Goal:
Count only the lines of the records that hold "this", then give the number without any other words.

Provided data:
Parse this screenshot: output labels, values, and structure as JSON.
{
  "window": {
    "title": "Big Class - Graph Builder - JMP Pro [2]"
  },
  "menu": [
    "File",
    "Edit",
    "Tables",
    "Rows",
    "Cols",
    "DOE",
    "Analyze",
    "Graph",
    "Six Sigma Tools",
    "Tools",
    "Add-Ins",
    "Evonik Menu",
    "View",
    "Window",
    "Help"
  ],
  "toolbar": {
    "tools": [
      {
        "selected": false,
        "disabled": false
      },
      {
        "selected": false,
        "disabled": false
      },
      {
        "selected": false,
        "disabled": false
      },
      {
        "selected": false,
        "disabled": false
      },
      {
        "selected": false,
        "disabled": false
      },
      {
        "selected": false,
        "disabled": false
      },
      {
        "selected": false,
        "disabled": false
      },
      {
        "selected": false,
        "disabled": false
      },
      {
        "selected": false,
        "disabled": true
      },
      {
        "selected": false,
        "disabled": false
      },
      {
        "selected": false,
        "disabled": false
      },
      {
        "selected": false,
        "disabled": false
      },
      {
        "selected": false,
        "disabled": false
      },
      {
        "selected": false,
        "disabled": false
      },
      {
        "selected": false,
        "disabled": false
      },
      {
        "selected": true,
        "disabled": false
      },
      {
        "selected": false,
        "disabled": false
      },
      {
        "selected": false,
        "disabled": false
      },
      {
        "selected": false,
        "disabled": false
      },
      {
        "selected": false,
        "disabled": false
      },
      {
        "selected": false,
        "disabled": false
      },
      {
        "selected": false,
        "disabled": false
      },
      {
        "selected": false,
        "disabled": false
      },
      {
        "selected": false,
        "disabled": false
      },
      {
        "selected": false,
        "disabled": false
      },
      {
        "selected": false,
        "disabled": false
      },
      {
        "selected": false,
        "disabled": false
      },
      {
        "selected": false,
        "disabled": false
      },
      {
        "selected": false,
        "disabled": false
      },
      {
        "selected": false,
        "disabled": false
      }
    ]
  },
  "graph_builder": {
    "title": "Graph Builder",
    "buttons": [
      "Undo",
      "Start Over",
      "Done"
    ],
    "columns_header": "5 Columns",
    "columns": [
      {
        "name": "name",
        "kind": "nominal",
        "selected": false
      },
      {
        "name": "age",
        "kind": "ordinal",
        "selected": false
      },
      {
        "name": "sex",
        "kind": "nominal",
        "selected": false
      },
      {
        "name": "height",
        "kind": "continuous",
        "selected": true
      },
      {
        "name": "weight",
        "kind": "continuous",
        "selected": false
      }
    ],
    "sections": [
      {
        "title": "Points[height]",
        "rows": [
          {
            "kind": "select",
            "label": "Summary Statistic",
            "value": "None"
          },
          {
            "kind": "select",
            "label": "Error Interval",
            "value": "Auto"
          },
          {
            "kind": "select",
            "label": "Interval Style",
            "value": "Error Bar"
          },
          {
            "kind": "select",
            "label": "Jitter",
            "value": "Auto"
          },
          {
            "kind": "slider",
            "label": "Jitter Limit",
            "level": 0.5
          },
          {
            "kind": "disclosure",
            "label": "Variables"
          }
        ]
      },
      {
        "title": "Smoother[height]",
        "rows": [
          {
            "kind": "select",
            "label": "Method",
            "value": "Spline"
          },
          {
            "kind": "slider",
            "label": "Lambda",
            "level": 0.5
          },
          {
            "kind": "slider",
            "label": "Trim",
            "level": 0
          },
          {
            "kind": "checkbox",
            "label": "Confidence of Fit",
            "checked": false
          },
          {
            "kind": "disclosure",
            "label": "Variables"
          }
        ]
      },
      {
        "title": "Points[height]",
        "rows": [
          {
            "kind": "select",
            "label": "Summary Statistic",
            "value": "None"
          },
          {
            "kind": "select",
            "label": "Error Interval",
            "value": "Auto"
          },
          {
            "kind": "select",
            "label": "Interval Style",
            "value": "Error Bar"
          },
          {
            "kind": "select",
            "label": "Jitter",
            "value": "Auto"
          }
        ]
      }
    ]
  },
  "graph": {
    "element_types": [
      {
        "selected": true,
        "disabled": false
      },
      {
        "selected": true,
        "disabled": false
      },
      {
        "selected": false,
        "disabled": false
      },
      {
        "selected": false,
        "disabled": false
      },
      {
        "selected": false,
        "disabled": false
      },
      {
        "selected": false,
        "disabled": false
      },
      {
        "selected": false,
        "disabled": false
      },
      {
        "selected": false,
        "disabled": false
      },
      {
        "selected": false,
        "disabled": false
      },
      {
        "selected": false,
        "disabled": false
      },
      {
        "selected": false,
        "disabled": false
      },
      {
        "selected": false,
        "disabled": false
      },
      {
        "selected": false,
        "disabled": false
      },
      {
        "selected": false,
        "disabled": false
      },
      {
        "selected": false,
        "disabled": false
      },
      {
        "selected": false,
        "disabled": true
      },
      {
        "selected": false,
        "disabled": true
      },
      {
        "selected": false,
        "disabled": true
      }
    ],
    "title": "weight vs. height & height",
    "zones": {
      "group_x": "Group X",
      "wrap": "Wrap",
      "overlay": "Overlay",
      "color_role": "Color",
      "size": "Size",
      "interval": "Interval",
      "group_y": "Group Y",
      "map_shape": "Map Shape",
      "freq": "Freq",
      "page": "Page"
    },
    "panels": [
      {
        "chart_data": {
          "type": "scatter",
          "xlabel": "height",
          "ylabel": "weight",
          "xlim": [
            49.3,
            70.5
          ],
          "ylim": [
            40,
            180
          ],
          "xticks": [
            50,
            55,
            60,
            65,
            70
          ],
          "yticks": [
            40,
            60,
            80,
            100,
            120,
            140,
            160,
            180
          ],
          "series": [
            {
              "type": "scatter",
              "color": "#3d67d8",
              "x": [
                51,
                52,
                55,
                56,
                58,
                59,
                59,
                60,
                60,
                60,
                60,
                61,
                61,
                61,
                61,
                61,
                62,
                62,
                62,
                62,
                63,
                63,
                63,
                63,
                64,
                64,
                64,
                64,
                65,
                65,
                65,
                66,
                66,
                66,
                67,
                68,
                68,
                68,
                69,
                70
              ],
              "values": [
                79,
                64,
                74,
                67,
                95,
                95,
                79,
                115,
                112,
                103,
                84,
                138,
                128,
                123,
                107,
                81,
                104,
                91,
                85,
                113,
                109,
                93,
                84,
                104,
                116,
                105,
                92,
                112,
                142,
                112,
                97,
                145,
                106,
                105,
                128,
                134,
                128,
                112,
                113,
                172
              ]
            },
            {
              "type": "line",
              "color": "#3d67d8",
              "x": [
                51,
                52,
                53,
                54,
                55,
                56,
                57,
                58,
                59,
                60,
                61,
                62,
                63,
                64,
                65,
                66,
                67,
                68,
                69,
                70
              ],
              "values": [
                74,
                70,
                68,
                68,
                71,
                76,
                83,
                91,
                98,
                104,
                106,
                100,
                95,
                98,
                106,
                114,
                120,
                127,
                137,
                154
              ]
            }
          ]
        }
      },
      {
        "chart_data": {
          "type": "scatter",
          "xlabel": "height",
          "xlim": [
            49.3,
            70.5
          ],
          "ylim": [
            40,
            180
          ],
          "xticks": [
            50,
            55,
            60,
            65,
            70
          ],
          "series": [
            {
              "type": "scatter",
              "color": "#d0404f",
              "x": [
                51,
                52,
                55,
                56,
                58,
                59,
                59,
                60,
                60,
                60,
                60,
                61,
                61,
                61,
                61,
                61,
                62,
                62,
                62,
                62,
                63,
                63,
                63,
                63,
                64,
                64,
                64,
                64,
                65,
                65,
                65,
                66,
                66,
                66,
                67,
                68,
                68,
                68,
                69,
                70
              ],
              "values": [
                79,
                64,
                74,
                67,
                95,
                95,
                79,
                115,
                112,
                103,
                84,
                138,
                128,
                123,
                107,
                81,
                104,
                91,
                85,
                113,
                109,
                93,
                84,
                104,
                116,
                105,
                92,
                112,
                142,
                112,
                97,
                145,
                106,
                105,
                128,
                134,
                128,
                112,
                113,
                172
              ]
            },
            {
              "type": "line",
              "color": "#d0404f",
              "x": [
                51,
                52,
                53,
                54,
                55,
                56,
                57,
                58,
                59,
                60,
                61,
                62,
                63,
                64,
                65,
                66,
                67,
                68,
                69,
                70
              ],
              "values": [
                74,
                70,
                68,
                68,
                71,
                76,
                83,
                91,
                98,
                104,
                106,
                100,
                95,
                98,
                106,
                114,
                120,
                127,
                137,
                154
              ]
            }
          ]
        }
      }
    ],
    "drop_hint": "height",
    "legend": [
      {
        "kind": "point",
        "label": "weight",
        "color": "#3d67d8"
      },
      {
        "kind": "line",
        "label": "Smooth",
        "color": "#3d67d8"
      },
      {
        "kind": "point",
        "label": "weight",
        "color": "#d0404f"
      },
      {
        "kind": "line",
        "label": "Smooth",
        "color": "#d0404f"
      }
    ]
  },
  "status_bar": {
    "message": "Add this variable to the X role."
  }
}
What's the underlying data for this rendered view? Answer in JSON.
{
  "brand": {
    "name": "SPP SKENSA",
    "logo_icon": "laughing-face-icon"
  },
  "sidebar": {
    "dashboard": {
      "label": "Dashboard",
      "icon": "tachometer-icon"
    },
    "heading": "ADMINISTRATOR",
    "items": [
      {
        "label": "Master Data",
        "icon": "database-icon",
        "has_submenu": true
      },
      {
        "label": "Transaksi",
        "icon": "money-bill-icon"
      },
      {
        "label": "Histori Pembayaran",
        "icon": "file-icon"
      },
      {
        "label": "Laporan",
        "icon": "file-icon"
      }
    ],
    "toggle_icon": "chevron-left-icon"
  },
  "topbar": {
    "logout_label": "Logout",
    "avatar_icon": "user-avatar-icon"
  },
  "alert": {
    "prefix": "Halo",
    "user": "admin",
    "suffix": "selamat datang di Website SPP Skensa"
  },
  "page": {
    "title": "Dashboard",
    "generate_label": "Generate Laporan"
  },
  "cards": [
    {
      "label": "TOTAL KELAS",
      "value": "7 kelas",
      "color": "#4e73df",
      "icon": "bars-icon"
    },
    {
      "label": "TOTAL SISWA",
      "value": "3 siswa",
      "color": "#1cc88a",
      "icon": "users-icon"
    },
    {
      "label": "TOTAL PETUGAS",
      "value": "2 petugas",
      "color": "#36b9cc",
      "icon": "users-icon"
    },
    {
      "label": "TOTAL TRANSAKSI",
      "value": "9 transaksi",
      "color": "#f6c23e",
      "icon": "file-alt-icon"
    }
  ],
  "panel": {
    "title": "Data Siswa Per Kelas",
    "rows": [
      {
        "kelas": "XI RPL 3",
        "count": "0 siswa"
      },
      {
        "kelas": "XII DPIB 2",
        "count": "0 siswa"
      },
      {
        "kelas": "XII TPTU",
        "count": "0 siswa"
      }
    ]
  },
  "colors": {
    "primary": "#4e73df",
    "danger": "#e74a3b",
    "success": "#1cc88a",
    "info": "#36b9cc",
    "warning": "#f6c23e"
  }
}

Exercise response:
3